From the entries below, copy every line holding the word "name".
[[ Data provided open ]]
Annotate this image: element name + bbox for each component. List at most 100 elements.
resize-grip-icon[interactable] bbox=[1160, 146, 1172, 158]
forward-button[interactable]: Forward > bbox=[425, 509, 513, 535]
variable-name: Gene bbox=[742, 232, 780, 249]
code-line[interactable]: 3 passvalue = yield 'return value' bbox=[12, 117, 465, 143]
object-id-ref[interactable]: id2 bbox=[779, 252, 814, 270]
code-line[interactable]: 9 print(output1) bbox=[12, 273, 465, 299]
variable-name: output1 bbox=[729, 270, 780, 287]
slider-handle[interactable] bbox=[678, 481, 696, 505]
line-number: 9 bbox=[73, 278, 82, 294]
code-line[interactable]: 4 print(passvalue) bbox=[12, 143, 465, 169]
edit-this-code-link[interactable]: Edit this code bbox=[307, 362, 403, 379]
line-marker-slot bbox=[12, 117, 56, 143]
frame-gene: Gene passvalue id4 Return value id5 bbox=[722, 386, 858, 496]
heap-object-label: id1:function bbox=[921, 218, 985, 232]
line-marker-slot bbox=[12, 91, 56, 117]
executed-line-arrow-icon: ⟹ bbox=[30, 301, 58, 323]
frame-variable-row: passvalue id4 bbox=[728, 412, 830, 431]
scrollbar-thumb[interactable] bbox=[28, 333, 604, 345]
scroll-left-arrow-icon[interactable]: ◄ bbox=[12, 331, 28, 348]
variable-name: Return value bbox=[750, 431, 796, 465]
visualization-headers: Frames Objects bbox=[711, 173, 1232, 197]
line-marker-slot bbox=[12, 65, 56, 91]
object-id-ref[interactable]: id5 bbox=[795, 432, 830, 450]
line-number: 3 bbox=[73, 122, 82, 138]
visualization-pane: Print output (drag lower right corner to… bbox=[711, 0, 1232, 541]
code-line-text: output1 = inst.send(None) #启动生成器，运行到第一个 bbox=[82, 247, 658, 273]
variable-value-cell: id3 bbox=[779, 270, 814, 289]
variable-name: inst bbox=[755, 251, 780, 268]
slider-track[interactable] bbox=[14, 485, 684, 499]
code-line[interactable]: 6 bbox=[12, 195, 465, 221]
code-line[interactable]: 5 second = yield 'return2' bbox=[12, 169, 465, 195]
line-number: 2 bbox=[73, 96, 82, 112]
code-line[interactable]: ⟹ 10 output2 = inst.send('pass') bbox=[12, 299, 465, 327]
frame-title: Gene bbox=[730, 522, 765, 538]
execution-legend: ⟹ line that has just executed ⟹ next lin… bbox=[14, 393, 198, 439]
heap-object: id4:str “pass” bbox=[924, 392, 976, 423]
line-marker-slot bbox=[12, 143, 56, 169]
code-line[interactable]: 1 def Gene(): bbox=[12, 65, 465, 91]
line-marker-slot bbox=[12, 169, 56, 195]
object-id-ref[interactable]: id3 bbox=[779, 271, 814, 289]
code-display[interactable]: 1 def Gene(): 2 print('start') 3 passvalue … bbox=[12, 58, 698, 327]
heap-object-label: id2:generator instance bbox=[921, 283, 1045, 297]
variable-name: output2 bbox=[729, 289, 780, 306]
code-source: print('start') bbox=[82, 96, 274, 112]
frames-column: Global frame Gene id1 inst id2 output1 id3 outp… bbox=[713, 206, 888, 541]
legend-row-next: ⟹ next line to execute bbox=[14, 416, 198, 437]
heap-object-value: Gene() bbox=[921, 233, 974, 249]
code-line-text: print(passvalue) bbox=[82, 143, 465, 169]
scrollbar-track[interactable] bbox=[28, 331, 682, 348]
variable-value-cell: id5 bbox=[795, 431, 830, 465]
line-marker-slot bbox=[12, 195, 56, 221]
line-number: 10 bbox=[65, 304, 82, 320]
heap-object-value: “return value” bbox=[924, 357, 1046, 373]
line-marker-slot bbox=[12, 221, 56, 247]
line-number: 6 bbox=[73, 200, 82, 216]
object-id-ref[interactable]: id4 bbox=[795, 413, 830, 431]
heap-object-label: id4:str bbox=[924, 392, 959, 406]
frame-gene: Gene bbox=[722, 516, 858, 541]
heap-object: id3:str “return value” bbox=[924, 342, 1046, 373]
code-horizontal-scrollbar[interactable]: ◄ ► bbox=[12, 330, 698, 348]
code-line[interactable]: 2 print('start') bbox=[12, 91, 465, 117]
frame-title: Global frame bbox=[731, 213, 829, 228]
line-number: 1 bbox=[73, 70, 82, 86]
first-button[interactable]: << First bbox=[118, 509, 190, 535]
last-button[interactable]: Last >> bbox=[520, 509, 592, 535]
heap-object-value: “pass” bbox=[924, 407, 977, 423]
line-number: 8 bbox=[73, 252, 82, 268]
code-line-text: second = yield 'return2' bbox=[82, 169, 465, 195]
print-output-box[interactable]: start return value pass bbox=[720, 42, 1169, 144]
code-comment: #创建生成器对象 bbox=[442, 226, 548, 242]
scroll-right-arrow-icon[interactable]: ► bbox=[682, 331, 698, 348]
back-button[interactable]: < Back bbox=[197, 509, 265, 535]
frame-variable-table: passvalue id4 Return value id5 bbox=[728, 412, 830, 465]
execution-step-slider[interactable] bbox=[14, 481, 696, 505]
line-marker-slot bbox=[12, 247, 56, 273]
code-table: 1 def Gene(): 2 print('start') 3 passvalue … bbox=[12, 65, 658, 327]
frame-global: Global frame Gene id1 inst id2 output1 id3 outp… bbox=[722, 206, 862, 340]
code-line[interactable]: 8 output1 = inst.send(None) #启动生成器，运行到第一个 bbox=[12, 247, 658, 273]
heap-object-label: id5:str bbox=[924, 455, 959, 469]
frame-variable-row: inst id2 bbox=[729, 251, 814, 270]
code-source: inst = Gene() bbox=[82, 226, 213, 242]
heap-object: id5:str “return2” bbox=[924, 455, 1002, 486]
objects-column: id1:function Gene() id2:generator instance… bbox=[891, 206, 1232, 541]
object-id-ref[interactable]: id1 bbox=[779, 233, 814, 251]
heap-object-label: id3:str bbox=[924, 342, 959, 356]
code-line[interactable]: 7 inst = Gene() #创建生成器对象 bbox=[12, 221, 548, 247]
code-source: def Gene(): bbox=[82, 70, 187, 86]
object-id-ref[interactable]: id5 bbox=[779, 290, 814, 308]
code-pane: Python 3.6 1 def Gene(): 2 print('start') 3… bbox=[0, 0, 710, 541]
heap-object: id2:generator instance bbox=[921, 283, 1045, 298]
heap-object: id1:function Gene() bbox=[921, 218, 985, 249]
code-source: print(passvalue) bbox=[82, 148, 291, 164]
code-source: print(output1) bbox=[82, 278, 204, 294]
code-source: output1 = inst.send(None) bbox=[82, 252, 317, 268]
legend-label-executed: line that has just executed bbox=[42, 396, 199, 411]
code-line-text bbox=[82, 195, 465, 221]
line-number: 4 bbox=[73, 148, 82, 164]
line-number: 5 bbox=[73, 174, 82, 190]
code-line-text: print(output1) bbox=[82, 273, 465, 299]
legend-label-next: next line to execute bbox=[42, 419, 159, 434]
[[ Data provided closed ]]
Task response:
Annotate this image: element name + bbox for each component. List at most 100 elements.
variable-name: Gene bbox=[742, 232, 780, 249]
variable-name: output1 bbox=[729, 270, 780, 287]
variable-name: Return value bbox=[750, 431, 796, 465]
variable-name: inst bbox=[755, 251, 780, 268]
variable-name: output2 bbox=[729, 289, 780, 306]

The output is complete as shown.